*WHAT THIS TASK INVOLVES:*
Transcribe the whole listing below without changing a word, but leave out every image.

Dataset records
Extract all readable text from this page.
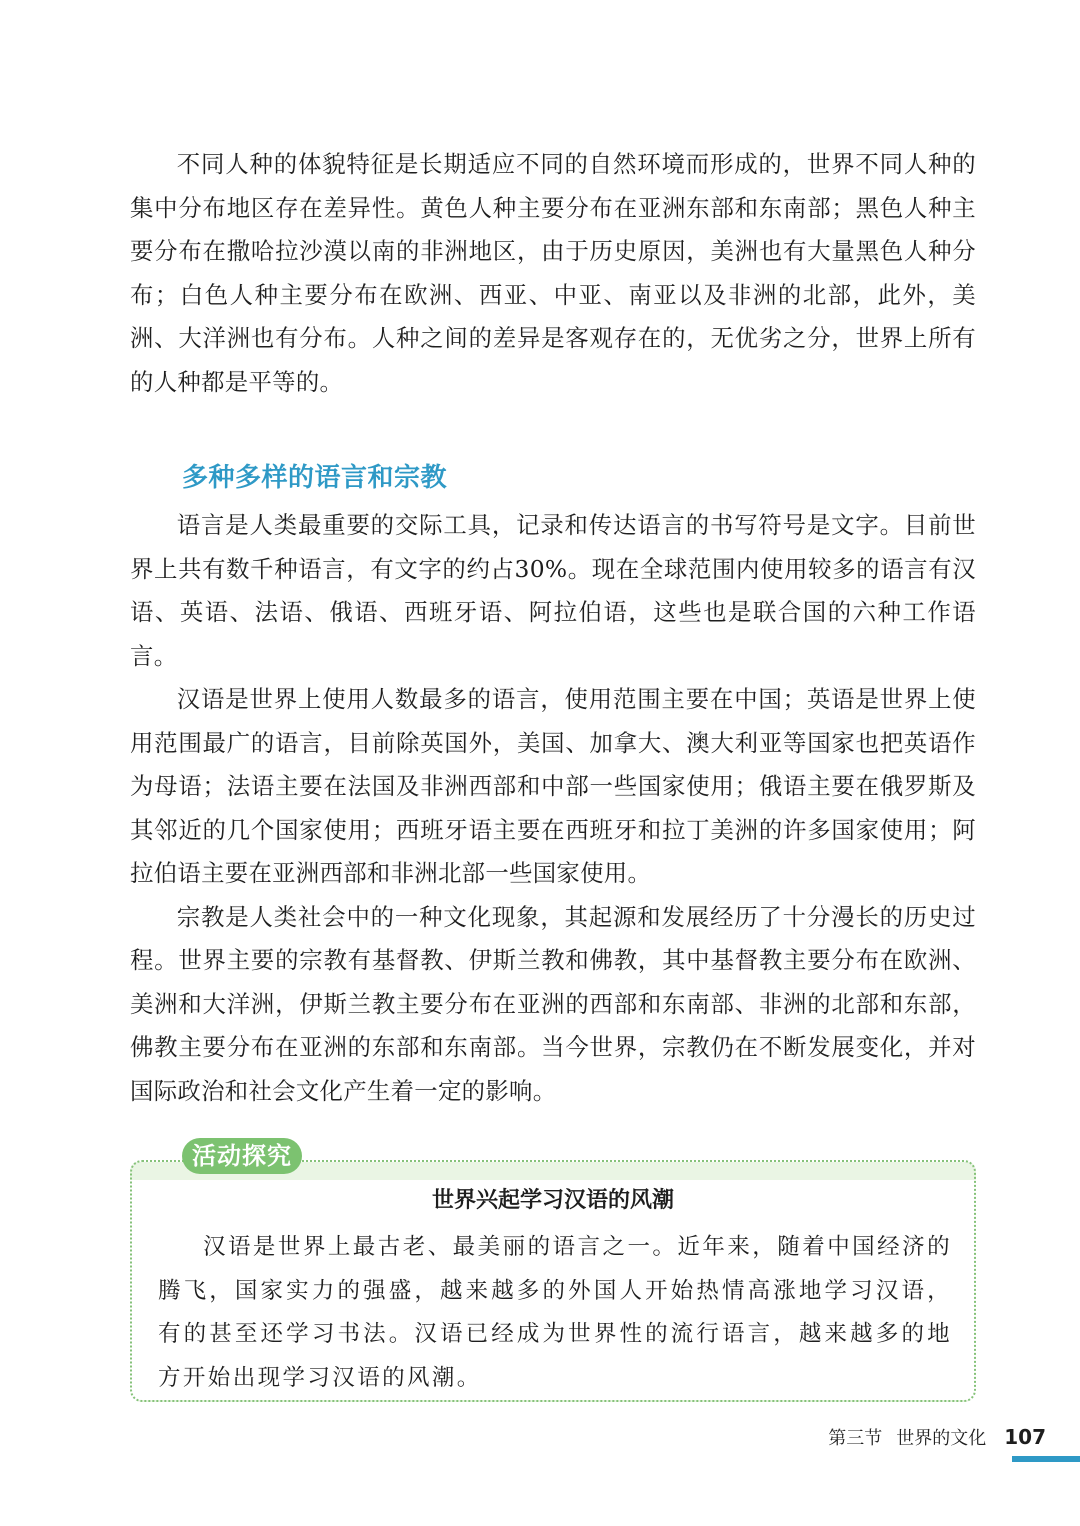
不同人种的体貌特征是长期适应不同的自然环境而形成的，世界不同人种的集中分布地区存在差异性。黄色人种主要分布在亚洲东部和东南部；黑色人种主要分布在撒哈拉沙漠以南的非洲地区，由于历史原因，美洲也有大量黑色人种分布；白色人种主要分布在欧洲、西亚、中亚、南亚以及非洲的北部，此外，美洲、大洋洲也有分布。人种之间的差异是客观存在的，无优劣之分，世界上所有的人种都是平等的。

多种多样的语言和宗教

语言是人类最重要的交际工具，记录和传达语言的书写符号是文字。目前世界上共有数千种语言，有文字的约占30%。现在全球范围内使用较多的语言有汉语、英语、法语、俄语、西班牙语、阿拉伯语，这些也是联合国的六种工作语言。

汉语是世界上使用人数最多的语言，使用范围主要在中国；英语是世界上使用范围最广的语言，目前除英国外，美国、加拿大、澳大利亚等国家也把英语作为母语；法语主要在法国及非洲西部和中部一些国家使用；俄语主要在俄罗斯及其邻近的几个国家使用；西班牙语主要在西班牙和拉丁美洲的许多国家使用；阿拉伯语主要在亚洲西部和非洲北部一些国家使用。

宗教是人类社会中的一种文化现象，其起源和发展经历了十分漫长的历史过程。世界主要的宗教有基督教、伊斯兰教和佛教，其中基督教主要分布在欧洲、美洲和大洋洲，伊斯兰教主要分布在亚洲的西部和东南部、非洲的北部和东部，佛教主要分布在亚洲的东部和东南部。当今世界，宗教仍在不断发展变化，并对国际政治和社会文化产生着一定的影响。

活动探究
世界兴起学习汉语的风潮

汉语是世界上最古老、最美丽的语言之一。近年来，随着中国经济的腾飞，国家实力的强盛，越来越多的外国人开始热情高涨地学习汉语，有的甚至还学习书法。汉语已经成为世界性的流行语言，越来越多的地方开始出现学习汉语的风潮。

第三节 世界的文化 107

*CORRECT RESULT:*
Extract all readable text from this page.
不同人种的体貌特征是长期适应不同的自然环境而形成的，世界不同人种的集中分布地区存在差异性。黄色人种主要分布在亚洲东部和东南部；黑色人种主要分布在撒哈拉沙漠以南的非洲地区，由于历史原因，美洲也有大量黑色人种分布；白色人种主要分布在欧洲、西亚、中亚、南亚以及非洲的北部，此外，美洲、大洋洲也有分布。人种之间的差异是客观存在的，无优劣之分，世界上所有的人种都是平等的。

多种多样的语言和宗教

语言是人类最重要的交际工具，记录和传达语言的书写符号是文字。目前世界上共有数千种语言，有文字的约占30%。现在全球范围内使用较多的语言有汉语、英语、法语、俄语、西班牙语、阿拉伯语，这些也是联合国的六种工作语言。

汉语是世界上使用人数最多的语言，使用范围主要在中国；英语是世界上使用范围最广的语言，目前除英国外，美国、加拿大、澳大利亚等国家也把英语作为母语；法语主要在法国及非洲西部和中部一些国家使用；俄语主要在俄罗斯及其邻近的几个国家使用；西班牙语主要在西班牙和拉丁美洲的许多国家使用；阿拉伯语主要在亚洲西部和非洲北部一些国家使用。

宗教是人类社会中的一种文化现象，其起源和发展经历了十分漫长的历史过程。世界主要的宗教有基督教、伊斯兰教和佛教，其中基督教主要分布在欧洲、美洲和大洋洲，伊斯兰教主要分布在亚洲的西部和东南部、非洲的北部和东部，佛教主要分布在亚洲的东部和东南部。当今世界，宗教仍在不断发展变化，并对国际政治和社会文化产生着一定的影响。

活动探究
世界兴起学习汉语的风潮

汉语是世界上最古老、最美丽的语言之一。近年来，随着中国经济的腾飞，国家实力的强盛，越来越多的外国人开始热情高涨地学习汉语，有的甚至还学习书法。汉语已经成为世界性的流行语言，越来越多的地方开始出现学习汉语的风潮。

第三节 世界的文化 107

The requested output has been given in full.